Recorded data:
[start]

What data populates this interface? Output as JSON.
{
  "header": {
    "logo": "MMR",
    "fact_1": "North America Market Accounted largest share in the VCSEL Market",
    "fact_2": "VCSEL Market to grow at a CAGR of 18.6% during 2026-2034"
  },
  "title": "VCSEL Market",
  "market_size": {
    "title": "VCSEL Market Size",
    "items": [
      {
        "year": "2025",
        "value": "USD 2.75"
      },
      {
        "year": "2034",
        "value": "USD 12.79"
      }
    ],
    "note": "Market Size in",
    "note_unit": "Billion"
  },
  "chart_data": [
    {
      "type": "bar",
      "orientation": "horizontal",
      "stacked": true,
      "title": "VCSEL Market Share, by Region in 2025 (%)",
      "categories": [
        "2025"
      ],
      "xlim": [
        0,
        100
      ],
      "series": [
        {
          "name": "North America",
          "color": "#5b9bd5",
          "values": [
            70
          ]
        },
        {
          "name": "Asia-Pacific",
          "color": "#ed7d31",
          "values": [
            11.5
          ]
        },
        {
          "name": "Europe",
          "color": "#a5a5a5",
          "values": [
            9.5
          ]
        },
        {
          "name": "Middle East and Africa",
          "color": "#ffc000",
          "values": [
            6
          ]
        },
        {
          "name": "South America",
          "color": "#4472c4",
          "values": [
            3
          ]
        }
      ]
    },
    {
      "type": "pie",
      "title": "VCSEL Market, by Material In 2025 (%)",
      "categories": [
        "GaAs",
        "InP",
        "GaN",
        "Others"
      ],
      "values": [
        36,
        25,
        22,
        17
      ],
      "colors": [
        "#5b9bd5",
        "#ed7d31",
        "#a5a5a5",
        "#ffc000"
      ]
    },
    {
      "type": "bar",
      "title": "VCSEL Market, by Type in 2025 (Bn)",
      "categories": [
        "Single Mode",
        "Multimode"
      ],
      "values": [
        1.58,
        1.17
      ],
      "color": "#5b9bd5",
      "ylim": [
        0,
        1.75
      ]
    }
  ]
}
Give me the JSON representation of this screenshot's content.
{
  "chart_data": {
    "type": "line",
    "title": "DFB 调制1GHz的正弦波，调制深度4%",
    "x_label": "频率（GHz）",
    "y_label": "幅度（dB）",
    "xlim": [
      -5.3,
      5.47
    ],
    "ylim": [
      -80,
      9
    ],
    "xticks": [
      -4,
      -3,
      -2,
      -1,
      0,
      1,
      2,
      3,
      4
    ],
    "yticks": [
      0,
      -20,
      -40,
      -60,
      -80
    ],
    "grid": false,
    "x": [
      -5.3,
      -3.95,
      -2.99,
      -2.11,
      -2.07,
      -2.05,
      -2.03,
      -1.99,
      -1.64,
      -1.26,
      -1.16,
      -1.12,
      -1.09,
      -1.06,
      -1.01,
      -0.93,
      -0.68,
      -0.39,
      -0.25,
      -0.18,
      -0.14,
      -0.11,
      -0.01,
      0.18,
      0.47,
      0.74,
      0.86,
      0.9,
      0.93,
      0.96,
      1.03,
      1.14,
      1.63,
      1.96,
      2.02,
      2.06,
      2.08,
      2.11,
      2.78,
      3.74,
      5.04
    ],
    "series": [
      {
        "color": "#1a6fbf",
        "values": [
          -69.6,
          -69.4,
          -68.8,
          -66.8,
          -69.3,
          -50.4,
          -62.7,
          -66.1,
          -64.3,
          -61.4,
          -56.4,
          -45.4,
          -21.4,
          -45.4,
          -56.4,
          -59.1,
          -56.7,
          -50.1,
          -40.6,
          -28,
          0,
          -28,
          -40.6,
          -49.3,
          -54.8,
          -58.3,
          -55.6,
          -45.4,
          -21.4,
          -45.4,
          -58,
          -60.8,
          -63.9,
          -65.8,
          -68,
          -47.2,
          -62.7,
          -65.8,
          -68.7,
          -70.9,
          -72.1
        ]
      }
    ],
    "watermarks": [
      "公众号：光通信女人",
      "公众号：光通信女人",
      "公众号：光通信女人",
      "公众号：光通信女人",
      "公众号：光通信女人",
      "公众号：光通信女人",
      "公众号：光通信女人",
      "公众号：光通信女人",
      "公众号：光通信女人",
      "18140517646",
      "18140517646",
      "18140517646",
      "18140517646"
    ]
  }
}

[end]

## INSTRUCTIONS FOR THE TASK
Write out every entry again exactly, please, with nothing missing.

## THE RESPONSE
What data populates this interface? Output as JSON.
{
  "header": {
    "logo": "MMR",
    "fact_1": "North America Market Accounted largest share in the VCSEL Market",
    "fact_2": "VCSEL Market to grow at a CAGR of 18.6% during 2026-2034"
  },
  "title": "VCSEL Market",
  "market_size": {
    "title": "VCSEL Market Size",
    "items": [
      {
        "year": "2025",
        "value": "USD 2.75"
      },
      {
        "year": "2034",
        "value": "USD 12.79"
      }
    ],
    "note": "Market Size in",
    "note_unit": "Billion"
  },
  "chart_data": [
    {
      "type": "bar",
      "orientation": "horizontal",
      "stacked": true,
      "title": "VCSEL Market Share, by Region in 2025 (%)",
      "categories": [
        "2025"
      ],
      "xlim": [
        0,
        100
      ],
      "series": [
        {
          "name": "North America",
          "color": "#5b9bd5",
          "values": [
            70
          ]
        },
        {
          "name": "Asia-Pacific",
          "color": "#ed7d31",
          "values": [
            11.5
          ]
        },
        {
          "name": "Europe",
          "color": "#a5a5a5",
          "values": [
            9.5
          ]
        },
        {
          "name": "Middle East and Africa",
          "color": "#ffc000",
          "values": [
            6
          ]
        },
        {
          "name": "South America",
          "color": "#4472c4",
          "values": [
            3
          ]
        }
      ]
    },
    {
      "type": "pie",
      "title": "VCSEL Market, by Material In 2025 (%)",
      "categories": [
        "GaAs",
        "InP",
        "GaN",
        "Others"
      ],
      "values": [
        36,
        25,
        22,
        17
      ],
      "colors": [
        "#5b9bd5",
        "#ed7d31",
        "#a5a5a5",
        "#ffc000"
      ]
    },
    {
      "type": "bar",
      "title": "VCSEL Market, by Type in 2025 (Bn)",
      "categories": [
        "Single Mode",
        "Multimode"
      ],
      "values": [
        1.58,
        1.17
      ],
      "color": "#5b9bd5",
      "ylim": [
        0,
        1.75
      ]
    }
  ]
}
Give me the JSON representation of this screenshot's content.
{
  "chart_data": {
    "type": "line",
    "title": "DFB 调制1GHz的正弦波，调制深度4%",
    "x_label": "频率（GHz）",
    "y_label": "幅度（dB）",
    "xlim": [
      -5.3,
      5.47
    ],
    "ylim": [
      -80,
      9
    ],
    "xticks": [
      -4,
      -3,
      -2,
      -1,
      0,
      1,
      2,
      3,
      4
    ],
    "yticks": [
      0,
      -20,
      -40,
      -60,
      -80
    ],
    "grid": false,
    "x": [
      -5.3,
      -3.95,
      -2.99,
      -2.11,
      -2.07,
      -2.05,
      -2.03,
      -1.99,
      -1.64,
      -1.26,
      -1.16,
      -1.12,
      -1.09,
      -1.06,
      -1.01,
      -0.93,
      -0.68,
      -0.39,
      -0.25,
      -0.18,
      -0.14,
      -0.11,
      -0.01,
      0.18,
      0.47,
      0.74,
      0.86,
      0.9,
      0.93,
      0.96,
      1.03,
      1.14,
      1.63,
      1.96,
      2.02,
      2.06,
      2.08,
      2.11,
      2.78,
      3.74,
      5.04
    ],
    "series": [
      {
        "color": "#1a6fbf",
        "values": [
          -69.6,
          -69.4,
          -68.8,
          -66.8,
          -69.3,
          -50.4,
          -62.7,
          -66.1,
          -64.3,
          -61.4,
          -56.4,
          -45.4,
          -21.4,
          -45.4,
          -56.4,
          -59.1,
          -56.7,
          -50.1,
          -40.6,
          -28,
          0,
          -28,
          -40.6,
          -49.3,
          -54.8,
          -58.3,
          -55.6,
          -45.4,
          -21.4,
          -45.4,
          -58,
          -60.8,
          -63.9,
          -65.8,
          -68,
          -47.2,
          -62.7,
          -65.8,
          -68.7,
          -70.9,
          -72.1
        ]
      }
    ],
    "watermarks": [
      "公众号：光通信女人",
      "公众号：光通信女人",
      "公众号：光通信女人",
      "公众号：光通信女人",
      "公众号：光通信女人",
      "公众号：光通信女人",
      "公众号：光通信女人",
      "公众号：光通信女人",
      "公众号：光通信女人",
      "18140517646",
      "18140517646",
      "18140517646",
      "18140517646"
    ]
  }
}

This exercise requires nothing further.